- **Task prompt**
Identify the line in which "Give me a plain-text" appears, then reproduce that line and all remaining lines of the records word for word.

- **Provided material**
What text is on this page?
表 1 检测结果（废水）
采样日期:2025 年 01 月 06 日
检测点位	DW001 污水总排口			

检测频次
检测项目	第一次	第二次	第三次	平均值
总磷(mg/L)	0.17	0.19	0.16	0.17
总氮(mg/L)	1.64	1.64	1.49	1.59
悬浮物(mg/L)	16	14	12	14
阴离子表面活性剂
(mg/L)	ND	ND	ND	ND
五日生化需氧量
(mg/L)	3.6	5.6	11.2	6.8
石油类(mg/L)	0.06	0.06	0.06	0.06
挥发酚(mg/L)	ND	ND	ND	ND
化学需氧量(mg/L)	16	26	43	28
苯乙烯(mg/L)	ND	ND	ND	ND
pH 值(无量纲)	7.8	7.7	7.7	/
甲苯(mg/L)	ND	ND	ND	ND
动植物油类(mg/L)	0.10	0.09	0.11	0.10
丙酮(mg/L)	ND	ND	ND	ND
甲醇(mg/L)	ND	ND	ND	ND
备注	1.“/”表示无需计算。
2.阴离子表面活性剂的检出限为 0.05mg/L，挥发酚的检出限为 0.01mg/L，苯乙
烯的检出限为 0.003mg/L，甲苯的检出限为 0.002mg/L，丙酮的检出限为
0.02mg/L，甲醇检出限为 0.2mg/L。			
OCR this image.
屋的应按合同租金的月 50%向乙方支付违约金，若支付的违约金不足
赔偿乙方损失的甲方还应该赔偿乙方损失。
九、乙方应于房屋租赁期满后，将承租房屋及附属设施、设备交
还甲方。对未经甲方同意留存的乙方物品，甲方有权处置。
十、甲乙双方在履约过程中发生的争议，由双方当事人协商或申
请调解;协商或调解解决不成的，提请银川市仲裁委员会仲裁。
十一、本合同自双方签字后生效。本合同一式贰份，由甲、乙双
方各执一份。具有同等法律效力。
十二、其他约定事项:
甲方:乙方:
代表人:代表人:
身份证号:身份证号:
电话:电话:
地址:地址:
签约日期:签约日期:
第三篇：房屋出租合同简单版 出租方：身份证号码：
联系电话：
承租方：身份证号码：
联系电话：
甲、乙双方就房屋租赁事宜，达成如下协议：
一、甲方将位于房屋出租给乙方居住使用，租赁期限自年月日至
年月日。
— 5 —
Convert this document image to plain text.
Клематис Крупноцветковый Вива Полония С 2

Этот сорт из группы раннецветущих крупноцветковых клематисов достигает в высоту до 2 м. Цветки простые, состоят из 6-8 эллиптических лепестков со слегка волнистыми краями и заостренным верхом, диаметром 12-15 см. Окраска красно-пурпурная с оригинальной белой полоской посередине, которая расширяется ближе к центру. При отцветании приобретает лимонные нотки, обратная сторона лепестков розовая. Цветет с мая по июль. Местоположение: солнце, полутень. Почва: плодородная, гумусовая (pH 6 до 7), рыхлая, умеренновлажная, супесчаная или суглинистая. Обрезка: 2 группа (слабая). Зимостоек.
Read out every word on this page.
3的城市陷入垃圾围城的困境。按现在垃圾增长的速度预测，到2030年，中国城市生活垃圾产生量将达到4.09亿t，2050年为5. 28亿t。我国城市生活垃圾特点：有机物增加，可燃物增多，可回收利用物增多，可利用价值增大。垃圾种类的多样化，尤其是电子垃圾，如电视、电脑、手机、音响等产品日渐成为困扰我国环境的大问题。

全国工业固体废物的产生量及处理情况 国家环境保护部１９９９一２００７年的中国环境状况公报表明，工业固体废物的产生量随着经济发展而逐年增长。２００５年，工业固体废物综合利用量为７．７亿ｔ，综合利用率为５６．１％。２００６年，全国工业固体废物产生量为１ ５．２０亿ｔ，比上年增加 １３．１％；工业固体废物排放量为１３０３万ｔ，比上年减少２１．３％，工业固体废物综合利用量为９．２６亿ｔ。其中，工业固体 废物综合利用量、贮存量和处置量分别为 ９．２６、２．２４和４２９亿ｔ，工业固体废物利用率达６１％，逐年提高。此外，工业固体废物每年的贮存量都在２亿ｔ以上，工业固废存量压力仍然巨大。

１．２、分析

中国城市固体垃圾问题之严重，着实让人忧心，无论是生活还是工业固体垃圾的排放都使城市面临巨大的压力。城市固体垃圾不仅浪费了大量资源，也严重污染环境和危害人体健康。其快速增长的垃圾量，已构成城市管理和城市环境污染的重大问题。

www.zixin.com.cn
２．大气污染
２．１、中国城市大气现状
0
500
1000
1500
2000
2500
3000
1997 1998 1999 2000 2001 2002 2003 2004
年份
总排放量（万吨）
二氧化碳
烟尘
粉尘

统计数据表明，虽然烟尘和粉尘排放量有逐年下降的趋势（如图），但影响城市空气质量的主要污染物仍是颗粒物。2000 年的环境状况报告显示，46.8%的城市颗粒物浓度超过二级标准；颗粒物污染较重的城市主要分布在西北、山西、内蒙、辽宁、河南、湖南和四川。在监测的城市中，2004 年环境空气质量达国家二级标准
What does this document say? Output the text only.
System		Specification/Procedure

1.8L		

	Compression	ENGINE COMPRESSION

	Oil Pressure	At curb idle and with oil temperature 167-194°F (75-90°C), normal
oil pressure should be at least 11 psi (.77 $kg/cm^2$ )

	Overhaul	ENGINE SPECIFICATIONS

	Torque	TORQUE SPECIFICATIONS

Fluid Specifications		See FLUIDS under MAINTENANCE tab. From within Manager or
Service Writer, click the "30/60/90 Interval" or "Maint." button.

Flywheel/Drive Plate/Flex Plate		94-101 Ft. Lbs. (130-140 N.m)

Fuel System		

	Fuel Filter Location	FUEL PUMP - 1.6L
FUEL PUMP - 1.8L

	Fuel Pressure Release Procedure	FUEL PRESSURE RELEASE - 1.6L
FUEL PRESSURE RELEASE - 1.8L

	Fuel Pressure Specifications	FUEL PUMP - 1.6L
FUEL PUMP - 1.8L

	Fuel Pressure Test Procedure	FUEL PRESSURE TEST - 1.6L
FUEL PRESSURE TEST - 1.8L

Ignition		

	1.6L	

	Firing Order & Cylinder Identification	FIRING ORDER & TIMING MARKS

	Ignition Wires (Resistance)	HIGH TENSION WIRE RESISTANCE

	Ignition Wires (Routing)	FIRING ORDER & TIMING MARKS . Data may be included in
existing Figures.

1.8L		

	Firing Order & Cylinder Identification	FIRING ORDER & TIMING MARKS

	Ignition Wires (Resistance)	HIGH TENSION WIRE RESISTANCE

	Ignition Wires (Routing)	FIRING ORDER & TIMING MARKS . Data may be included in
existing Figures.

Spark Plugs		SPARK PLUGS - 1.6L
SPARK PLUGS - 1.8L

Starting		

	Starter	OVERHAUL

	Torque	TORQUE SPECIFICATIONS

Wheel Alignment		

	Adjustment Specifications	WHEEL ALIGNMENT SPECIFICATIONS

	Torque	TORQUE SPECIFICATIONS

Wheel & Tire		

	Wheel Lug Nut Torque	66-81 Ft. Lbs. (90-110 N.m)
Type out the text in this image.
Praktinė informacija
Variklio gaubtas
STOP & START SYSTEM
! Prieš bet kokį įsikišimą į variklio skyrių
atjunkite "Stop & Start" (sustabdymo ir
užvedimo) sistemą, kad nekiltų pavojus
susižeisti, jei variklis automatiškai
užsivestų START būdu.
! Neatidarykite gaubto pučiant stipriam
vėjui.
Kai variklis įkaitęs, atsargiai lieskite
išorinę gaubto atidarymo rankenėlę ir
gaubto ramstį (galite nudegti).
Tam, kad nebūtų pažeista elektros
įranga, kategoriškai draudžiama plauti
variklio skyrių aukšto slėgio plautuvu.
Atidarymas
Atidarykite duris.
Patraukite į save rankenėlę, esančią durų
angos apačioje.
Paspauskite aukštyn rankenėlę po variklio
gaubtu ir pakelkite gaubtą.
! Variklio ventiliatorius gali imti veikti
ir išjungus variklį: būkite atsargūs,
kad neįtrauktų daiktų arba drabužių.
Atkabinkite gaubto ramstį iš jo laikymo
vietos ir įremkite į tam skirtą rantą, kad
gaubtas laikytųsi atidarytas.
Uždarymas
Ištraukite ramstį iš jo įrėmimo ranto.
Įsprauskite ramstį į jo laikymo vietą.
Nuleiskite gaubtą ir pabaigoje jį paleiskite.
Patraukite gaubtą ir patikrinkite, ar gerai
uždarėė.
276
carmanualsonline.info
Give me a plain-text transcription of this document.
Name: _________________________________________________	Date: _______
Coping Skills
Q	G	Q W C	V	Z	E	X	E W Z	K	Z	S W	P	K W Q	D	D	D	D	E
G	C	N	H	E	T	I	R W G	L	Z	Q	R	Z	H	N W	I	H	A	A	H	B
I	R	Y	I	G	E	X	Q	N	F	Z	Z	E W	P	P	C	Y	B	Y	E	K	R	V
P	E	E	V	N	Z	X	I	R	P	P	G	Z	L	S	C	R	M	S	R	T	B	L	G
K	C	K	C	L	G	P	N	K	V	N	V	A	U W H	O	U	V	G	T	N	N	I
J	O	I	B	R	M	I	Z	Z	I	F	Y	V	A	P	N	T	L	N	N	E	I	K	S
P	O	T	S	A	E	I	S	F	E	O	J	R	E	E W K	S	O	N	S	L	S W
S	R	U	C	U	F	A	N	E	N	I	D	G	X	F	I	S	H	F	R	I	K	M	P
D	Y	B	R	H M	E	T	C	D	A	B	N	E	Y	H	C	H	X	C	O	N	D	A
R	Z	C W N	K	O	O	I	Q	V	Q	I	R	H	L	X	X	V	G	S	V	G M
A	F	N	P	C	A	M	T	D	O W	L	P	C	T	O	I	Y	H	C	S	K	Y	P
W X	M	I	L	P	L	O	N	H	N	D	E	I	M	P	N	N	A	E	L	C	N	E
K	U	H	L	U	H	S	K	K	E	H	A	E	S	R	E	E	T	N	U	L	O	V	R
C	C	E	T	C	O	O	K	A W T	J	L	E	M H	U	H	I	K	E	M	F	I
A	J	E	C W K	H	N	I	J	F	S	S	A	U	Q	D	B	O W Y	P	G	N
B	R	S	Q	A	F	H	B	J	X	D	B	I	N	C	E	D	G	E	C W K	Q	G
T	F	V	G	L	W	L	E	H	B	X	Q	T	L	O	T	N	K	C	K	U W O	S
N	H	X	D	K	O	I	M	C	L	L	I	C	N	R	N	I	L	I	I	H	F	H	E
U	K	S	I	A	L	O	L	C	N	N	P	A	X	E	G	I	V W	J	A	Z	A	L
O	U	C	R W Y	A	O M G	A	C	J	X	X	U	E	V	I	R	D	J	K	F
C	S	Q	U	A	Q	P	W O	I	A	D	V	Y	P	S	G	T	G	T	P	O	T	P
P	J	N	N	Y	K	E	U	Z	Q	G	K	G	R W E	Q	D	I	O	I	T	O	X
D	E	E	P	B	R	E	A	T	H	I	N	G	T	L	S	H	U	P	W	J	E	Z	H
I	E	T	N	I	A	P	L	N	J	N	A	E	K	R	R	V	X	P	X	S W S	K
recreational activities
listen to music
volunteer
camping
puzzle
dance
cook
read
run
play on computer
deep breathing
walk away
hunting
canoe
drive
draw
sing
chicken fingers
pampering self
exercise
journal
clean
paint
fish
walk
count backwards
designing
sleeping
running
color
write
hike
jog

- **Written answer**
Give me a plain-text transcription of this document.
Name: _________________________________________________	Date: _______
Coping Skills
Q	G	Q W C	V	Z	E	X	E W Z	K	Z	S W	P	K W Q	D	D	D	D	E
G	C	N	H	E	T	I	R W G	L	Z	Q	R	Z	H	N W	I	H	A	A	H	B
I	R	Y	I	G	E	X	Q	N	F	Z	Z	E W	P	P	C	Y	B	Y	E	K	R	V
P	E	E	V	N	Z	X	I	R	P	P	G	Z	L	S	C	R	M	S	R	T	B	L	G
K	C	K	C	L	G	P	N	K	V	N	V	A	U W H	O	U	V	G	T	N	N	I
J	O	I	B	R	M	I	Z	Z	I	F	Y	V	A	P	N	T	L	N	N	E	I	K	S
P	O	T	S	A	E	I	S	F	E	O	J	R	E	E W K	S	O	N	S	L	S W
S	R	U	C	U	F	A	N	E	N	I	D	G	X	F	I	S	H	F	R	I	K	M	P
D	Y	B	R	H M	E	T	C	D	A	B	N	E	Y	H	C	H	X	C	O	N	D	A
R	Z	C W N	K	O	O	I	Q	V	Q	I	R	H	L	X	X	V	G	S	V	G M
A	F	N	P	C	A	M	T	D	O W	L	P	C	T	O	I	Y	H	C	S	K	Y	P
W X	M	I	L	P	L	O	N	H	N	D	E	I	M	P	N	N	A	E	L	C	N	E
K	U	H	L	U	H	S	K	K	E	H	A	E	S	R	E	E	T	N	U	L	O	V	R
C	C	E	T	C	O	O	K	A W T	J	L	E	M H	U	H	I	K	E	M	F	I
A	J	E	C W K	H	N	I	J	F	S	S	A	U	Q	D	B	O W Y	P	G	N
B	R	S	Q	A	F	H	B	J	X	D	B	I	N	C	E	D	G	E	C W K	Q	G
T	F	V	G	L	W	L	E	H	B	X	Q	T	L	O	T	N	K	C	K	U W O	S
N	H	X	D	K	O	I	M	C	L	L	I	C	N	R	N	I	L	I	I	H	F	H	E
U	K	S	I	A	L	O	L	C	N	N	P	A	X	E	G	I	V W	J	A	Z	A	L
O	U	C	R W Y	A	O M G	A	C	J	X	X	U	E	V	I	R	D	J	K	F
C	S	Q	U	A	Q	P	W O	I	A	D	V	Y	P	S	G	T	G	T	P	O	T	P
P	J	N	N	Y	K	E	U	Z	Q	G	K	G	R W E	Q	D	I	O	I	T	O	X
D	E	E	P	B	R	E	A	T	H	I	N	G	T	L	S	H	U	P	W	J	E	Z	H
I	E	T	N	I	A	P	L	N	J	N	A	E	K	R	R	V	X	P	X	S W S	K
recreational activities
listen to music
volunteer
camping
puzzle
dance
cook
read
run
play on computer
deep breathing
walk away
hunting
canoe
drive
draw
sing
chicken fingers
pampering self
exercise
journal
clean
paint
fish
walk
count backwards
designing
sleeping
running
color
write
hike
jog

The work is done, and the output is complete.